**Extracted information:**
:::::

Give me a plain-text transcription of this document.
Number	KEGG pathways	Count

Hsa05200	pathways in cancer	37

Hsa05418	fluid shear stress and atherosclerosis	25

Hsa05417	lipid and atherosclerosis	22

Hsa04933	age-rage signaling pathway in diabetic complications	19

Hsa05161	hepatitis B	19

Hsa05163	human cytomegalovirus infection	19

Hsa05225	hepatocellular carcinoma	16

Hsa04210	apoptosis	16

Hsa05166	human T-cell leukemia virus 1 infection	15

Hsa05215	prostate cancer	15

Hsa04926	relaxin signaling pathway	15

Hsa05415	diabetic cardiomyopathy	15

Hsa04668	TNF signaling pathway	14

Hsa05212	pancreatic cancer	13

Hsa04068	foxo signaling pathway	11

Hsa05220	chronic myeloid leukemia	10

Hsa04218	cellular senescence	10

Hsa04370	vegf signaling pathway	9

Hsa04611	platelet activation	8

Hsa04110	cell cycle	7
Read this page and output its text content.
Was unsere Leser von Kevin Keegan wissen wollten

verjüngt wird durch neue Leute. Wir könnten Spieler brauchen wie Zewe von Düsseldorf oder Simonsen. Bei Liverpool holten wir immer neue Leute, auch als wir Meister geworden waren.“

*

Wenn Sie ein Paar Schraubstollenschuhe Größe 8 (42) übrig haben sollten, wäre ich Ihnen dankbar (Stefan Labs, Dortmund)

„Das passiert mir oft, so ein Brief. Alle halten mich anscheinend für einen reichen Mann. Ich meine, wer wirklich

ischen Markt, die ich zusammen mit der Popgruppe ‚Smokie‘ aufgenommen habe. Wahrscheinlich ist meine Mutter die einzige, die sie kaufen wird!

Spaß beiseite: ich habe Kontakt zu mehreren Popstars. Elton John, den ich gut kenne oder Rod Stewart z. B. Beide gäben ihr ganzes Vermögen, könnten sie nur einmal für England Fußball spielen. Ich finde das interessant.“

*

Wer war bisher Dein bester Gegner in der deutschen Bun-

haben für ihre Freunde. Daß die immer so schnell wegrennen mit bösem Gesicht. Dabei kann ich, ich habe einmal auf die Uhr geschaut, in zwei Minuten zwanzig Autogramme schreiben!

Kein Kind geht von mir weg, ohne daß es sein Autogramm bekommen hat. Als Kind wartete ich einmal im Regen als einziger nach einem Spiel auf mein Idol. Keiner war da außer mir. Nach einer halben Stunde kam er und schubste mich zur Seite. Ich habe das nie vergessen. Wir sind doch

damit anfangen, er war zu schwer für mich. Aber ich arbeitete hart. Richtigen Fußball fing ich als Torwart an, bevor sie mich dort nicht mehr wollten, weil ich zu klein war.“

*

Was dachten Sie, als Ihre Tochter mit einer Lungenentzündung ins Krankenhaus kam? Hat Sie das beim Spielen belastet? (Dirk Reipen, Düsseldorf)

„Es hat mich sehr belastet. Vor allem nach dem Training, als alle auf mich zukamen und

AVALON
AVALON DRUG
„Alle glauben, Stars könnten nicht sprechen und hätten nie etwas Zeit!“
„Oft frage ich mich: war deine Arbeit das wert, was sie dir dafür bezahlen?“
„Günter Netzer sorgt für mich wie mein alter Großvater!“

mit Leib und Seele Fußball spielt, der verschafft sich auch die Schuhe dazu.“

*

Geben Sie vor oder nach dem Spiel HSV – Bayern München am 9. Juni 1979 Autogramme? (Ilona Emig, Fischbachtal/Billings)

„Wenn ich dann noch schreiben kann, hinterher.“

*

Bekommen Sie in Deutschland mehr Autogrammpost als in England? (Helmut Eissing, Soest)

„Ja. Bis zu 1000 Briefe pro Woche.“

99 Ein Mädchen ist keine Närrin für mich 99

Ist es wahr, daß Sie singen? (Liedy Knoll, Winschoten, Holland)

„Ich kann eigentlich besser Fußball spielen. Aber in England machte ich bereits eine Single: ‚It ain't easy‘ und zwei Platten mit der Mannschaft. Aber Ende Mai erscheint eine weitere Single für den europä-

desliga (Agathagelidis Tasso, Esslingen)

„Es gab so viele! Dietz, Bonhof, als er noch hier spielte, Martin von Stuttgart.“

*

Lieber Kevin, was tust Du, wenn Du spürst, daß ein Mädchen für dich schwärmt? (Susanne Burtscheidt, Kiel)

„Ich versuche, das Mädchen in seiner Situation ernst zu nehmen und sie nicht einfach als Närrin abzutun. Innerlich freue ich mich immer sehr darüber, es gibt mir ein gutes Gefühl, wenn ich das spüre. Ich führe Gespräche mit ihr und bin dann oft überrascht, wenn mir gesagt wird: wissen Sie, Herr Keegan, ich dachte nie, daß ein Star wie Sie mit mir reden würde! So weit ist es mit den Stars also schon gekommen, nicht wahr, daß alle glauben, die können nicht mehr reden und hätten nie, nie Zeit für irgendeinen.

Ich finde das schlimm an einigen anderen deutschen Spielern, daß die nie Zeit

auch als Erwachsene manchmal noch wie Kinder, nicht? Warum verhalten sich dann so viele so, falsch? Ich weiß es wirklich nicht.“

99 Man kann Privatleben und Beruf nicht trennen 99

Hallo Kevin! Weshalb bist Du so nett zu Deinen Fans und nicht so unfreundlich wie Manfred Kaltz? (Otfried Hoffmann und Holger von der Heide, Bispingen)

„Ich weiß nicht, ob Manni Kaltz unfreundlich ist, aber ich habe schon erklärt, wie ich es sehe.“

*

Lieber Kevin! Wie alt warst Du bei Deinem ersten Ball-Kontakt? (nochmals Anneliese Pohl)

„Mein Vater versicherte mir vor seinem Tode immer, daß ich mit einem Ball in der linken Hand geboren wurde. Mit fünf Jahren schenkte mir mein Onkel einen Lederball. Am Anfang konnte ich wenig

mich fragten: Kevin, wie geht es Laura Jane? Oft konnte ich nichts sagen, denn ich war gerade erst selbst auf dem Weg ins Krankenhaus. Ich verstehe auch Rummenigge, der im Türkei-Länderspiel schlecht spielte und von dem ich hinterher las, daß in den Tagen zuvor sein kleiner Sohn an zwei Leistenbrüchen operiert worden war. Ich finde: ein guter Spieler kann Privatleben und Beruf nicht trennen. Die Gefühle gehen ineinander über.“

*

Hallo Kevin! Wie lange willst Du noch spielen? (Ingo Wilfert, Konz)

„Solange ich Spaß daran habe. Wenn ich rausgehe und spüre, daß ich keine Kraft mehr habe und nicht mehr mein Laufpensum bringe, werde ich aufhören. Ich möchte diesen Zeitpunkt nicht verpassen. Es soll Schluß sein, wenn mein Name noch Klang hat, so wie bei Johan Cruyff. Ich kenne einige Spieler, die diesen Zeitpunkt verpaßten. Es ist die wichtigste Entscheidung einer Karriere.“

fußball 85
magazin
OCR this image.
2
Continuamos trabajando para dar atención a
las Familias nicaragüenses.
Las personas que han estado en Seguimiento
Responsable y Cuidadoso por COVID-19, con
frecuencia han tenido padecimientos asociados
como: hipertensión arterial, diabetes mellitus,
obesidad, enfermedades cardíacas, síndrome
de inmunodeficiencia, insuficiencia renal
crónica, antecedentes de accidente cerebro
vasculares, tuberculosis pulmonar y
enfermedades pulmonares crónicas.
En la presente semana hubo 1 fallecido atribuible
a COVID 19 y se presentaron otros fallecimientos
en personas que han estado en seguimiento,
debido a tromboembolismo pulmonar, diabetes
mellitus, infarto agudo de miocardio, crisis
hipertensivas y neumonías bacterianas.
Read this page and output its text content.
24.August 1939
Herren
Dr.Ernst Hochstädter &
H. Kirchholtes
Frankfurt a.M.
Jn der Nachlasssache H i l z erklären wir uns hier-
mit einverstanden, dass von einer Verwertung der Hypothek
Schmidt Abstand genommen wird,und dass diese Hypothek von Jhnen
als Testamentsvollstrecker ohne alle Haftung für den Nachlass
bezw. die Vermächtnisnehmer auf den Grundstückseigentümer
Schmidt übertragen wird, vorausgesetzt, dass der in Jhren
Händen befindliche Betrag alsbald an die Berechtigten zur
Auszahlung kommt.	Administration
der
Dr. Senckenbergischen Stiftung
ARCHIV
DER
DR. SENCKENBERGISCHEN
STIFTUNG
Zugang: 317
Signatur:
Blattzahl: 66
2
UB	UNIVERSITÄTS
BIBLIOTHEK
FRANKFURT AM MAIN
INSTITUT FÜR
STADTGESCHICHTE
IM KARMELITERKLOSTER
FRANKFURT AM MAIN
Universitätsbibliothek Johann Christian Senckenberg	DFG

:::::

**What you have to do:**
Every line above with the word "personas" belongs in the answer, copied as written.

**Written solution:**
Las personas que han estado en Seguimiento
en personas que han estado en seguimiento,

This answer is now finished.